TASK OBJECTIVE
Using the data below, copy every line that contains the word "Default".
>>>
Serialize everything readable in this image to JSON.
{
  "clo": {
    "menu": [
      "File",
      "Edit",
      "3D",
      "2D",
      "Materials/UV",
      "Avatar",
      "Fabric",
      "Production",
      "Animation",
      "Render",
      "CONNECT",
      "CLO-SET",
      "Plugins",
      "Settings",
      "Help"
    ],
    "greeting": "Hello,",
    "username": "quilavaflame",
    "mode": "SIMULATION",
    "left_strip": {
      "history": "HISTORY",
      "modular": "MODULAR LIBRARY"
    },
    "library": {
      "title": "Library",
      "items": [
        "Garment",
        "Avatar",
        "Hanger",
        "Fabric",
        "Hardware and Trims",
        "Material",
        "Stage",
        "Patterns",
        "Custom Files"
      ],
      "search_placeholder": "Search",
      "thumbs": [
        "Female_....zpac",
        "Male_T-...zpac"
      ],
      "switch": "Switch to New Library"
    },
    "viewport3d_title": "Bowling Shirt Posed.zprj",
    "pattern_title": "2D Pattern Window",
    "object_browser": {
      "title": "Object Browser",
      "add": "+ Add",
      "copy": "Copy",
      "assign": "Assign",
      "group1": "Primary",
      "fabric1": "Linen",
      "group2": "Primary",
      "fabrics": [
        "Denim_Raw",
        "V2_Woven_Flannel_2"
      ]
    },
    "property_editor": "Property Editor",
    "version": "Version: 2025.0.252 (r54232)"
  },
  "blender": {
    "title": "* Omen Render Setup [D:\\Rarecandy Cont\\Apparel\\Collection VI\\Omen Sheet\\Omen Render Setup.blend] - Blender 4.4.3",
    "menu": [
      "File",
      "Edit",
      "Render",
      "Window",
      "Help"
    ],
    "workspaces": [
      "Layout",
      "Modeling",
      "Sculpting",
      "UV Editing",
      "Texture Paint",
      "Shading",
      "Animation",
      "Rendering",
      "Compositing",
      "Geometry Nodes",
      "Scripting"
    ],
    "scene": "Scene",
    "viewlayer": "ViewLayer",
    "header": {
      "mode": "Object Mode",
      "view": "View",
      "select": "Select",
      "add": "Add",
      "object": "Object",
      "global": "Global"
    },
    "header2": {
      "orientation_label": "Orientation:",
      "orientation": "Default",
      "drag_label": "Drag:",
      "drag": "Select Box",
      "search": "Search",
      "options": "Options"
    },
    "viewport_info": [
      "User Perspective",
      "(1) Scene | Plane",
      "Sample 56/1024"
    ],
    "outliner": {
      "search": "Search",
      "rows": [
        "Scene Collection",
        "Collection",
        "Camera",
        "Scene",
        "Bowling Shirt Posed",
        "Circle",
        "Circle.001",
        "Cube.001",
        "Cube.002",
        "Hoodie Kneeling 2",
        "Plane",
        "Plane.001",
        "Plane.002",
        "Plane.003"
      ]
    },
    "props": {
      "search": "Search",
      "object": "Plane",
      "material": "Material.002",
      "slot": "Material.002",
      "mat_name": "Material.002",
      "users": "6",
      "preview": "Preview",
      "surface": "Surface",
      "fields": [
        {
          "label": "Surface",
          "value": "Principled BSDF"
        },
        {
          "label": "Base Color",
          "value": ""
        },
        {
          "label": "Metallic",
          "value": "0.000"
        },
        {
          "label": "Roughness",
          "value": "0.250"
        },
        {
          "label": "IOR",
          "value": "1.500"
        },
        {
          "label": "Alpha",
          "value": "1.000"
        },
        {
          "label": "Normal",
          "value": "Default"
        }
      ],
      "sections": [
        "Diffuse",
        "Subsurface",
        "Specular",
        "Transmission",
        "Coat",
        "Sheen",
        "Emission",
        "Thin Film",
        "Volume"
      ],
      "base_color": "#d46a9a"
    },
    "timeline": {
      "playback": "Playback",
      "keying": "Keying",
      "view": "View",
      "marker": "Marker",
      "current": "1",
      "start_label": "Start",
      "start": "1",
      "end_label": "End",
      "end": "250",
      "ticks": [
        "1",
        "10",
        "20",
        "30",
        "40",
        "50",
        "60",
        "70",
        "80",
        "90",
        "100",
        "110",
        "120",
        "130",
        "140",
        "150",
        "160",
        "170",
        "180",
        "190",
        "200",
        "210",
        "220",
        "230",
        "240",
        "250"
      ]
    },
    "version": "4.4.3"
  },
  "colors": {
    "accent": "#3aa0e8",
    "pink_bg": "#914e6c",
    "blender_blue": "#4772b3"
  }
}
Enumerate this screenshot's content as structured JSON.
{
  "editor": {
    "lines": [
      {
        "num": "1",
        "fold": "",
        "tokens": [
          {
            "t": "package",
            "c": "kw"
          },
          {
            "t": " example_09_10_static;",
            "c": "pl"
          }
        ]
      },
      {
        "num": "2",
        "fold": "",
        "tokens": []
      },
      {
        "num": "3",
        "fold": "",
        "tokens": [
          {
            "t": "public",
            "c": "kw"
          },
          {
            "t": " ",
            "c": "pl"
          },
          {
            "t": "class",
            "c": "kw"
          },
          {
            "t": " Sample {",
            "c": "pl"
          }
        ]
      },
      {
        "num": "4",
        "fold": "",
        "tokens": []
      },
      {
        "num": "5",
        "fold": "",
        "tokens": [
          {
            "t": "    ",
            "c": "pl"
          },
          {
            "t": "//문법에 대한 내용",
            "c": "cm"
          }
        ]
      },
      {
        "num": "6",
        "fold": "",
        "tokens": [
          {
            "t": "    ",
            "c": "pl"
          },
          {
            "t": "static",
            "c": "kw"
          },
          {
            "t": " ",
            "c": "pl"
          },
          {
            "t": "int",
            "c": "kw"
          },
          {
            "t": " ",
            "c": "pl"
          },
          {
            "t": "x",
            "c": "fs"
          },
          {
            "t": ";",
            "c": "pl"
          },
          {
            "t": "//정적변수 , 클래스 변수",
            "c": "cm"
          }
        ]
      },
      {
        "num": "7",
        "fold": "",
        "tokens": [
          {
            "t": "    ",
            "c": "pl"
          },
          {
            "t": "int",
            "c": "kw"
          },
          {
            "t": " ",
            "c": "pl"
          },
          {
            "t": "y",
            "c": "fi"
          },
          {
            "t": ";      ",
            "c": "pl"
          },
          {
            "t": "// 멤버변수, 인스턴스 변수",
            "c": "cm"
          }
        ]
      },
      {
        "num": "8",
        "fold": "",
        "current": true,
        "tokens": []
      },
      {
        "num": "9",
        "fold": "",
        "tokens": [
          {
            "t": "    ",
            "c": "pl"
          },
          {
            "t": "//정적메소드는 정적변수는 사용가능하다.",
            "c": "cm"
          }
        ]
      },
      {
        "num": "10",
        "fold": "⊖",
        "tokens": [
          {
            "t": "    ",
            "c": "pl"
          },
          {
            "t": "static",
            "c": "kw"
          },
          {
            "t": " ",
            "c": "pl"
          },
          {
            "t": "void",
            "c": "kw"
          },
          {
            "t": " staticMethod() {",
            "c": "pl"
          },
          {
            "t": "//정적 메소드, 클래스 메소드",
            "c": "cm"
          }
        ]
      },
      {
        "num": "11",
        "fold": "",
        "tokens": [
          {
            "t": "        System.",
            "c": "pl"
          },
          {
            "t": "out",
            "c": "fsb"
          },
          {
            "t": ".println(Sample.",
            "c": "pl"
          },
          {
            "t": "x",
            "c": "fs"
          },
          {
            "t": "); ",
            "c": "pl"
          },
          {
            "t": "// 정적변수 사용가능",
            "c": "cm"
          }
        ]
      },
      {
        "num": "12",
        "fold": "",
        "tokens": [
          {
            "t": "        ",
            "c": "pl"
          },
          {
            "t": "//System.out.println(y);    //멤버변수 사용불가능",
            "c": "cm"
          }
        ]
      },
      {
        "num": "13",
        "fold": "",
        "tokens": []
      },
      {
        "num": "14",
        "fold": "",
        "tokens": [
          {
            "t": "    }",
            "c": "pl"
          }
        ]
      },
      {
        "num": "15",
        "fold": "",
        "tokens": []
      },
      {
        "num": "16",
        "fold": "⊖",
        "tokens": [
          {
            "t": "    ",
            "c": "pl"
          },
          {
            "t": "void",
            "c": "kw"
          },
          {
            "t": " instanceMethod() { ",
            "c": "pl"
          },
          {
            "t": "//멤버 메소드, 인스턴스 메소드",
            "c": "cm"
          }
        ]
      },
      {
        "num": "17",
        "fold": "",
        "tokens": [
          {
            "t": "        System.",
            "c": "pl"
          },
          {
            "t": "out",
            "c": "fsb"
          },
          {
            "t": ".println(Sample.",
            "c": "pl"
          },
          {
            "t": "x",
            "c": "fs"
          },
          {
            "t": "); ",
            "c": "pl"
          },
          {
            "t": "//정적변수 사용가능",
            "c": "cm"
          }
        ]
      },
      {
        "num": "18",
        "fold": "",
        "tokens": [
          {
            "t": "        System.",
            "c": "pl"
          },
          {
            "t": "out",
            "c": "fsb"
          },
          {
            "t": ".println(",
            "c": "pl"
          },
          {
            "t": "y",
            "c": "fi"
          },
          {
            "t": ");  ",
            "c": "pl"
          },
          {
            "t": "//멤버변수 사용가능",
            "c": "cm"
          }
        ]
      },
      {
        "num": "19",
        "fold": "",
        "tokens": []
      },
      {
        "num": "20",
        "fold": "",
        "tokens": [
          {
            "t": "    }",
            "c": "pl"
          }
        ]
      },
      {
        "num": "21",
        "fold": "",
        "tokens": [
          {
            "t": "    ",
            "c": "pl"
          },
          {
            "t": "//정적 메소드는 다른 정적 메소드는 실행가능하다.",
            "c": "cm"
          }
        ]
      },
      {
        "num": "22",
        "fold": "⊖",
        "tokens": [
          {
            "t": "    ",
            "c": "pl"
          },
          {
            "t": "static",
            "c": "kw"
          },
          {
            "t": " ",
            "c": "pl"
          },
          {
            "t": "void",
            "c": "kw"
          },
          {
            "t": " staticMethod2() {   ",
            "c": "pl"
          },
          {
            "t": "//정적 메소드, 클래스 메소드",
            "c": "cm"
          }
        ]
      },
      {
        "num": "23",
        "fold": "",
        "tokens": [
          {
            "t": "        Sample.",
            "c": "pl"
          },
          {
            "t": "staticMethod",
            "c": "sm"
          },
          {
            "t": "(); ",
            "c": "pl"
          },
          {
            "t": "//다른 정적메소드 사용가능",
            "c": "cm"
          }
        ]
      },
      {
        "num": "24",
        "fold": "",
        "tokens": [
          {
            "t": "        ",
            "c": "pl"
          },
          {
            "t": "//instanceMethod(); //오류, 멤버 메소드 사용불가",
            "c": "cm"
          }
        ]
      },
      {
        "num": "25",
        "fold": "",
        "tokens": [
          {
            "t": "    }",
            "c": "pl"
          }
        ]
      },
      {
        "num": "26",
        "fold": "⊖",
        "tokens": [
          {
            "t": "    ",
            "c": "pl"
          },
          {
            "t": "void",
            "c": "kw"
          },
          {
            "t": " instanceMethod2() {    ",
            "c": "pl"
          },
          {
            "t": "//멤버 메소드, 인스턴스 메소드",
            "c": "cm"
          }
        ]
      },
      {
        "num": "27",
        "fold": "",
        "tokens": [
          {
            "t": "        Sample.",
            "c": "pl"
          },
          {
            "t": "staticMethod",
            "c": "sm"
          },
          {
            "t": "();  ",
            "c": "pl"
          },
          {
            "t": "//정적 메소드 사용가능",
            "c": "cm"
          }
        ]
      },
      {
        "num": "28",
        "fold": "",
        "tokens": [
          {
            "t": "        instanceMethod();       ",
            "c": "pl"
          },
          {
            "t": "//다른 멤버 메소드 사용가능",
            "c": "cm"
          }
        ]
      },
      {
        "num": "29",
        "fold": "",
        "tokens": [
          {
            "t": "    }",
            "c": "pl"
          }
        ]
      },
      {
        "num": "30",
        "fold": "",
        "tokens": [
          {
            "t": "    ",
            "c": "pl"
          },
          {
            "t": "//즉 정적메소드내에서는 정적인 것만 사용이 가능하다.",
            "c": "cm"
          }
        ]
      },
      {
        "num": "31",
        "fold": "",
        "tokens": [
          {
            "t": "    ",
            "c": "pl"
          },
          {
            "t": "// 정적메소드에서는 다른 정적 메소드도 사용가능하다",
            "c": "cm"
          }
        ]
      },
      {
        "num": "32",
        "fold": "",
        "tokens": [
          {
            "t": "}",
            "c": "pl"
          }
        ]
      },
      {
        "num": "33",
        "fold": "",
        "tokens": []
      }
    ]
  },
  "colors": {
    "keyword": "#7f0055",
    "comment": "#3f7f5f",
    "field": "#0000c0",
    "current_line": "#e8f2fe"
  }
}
<<<
RESULT BELOW
      "orientation": "Default",
          "value": "Default"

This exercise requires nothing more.